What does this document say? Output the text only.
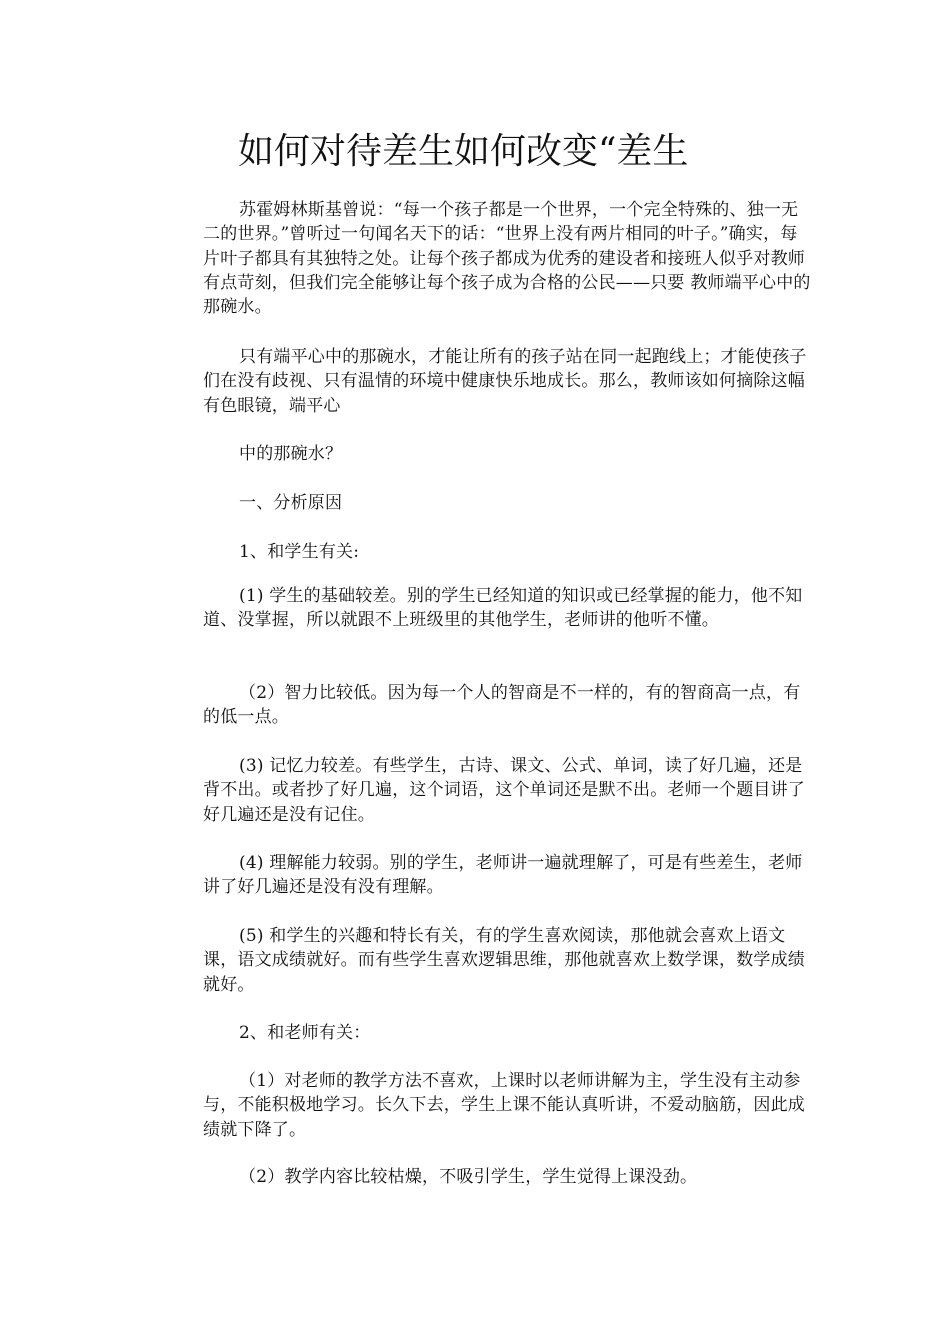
如何对待差生如何改变“差生

苏霍姆林斯基曾说：“每一个孩子都是一个世界，一个完全特殊的、独一无二的世界。”曾听过一句闻名天下的话：“世界上没有两片相同的叶子。”确实，每片叶子都具有其独特之处。让每个孩子都成为优秀的建设者和接班人似乎对教师有点苛刻，但我们完全能够让每个孩子成为合格的公民——只要 教师端平心中的那碗水。

只有端平心中的那碗水，才能让所有的孩子站在同一起跑线上；才能使孩子们在没有歧视、只有温情的环境中健康快乐地成长。那么，教师该如何摘除这幅有色眼镜，端平心

中的那碗水？

一、分析原因

1、和学生有关:

(1) 学生的基础较差。别的学生已经知道的知识或已经掌握的能力，他不知道、没掌握，所以就跟不上班级里的其他学生，老师讲的他听不懂。

（2）智力比较低。因为每一个人的智商是不一样的，有的智商高一点，有的低一点。

(3) 记忆力较差。有些学生，古诗、课文、公式、单词，读了好几遍，还是背不出。或者抄了好几遍，这个词语，这个单词还是默不出。老师一个题目讲了好几遍还是没有记住。

(4) 理解能力较弱。别的学生，老师讲一遍就理解了，可是有些差生，老师讲了好几遍还是没有没有理解。

(5) 和学生的兴趣和特长有关，有的学生喜欢阅读，那他就会喜欢上语文课，语文成绩就好。而有些学生喜欢逻辑思维，那他就喜欢上数学课，数学成绩就好。

2、和老师有关：

（1）对老师的教学方法不喜欢，上课时以老师讲解为主，学生没有主动参与，不能积极地学习。长久下去，学生上课不能认真听讲，不爱动脑筋，因此成绩就下降了。

（2）教学内容比较枯燥，不吸引学生，学生觉得上课没劲。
◆ ◆ ◆ ◆ ◆
Problem to work on>
Quote every line of the records above exactly; no picture is to be copied.

Right answer>
What does this document say? Output the text only.
如何对待差生如何改变“差生

苏霍姆林斯基曾说：“每一个孩子都是一个世界，一个完全特殊的、独一无二的世界。”曾听过一句闻名天下的话：“世界上没有两片相同的叶子。”确实，每片叶子都具有其独特之处。让每个孩子都成为优秀的建设者和接班人似乎对教师有点苛刻，但我们完全能够让每个孩子成为合格的公民——只要 教师端平心中的那碗水。

只有端平心中的那碗水，才能让所有的孩子站在同一起跑线上；才能使孩子们在没有歧视、只有温情的环境中健康快乐地成长。那么，教师该如何摘除这幅有色眼镜，端平心

中的那碗水？

一、分析原因

1、和学生有关:

(1) 学生的基础较差。别的学生已经知道的知识或已经掌握的能力，他不知道、没掌握，所以就跟不上班级里的其他学生，老师讲的他听不懂。

（2）智力比较低。因为每一个人的智商是不一样的，有的智商高一点，有的低一点。

(3) 记忆力较差。有些学生，古诗、课文、公式、单词，读了好几遍，还是背不出。或者抄了好几遍，这个词语，这个单词还是默不出。老师一个题目讲了好几遍还是没有记住。

(4) 理解能力较弱。别的学生，老师讲一遍就理解了，可是有些差生，老师讲了好几遍还是没有没有理解。

(5) 和学生的兴趣和特长有关，有的学生喜欢阅读，那他就会喜欢上语文课，语文成绩就好。而有些学生喜欢逻辑思维，那他就喜欢上数学课，数学成绩就好。

2、和老师有关：

（1）对老师的教学方法不喜欢，上课时以老师讲解为主，学生没有主动参与，不能积极地学习。长久下去，学生上课不能认真听讲，不爱动脑筋，因此成绩就下降了。

（2）教学内容比较枯燥，不吸引学生，学生觉得上课没劲。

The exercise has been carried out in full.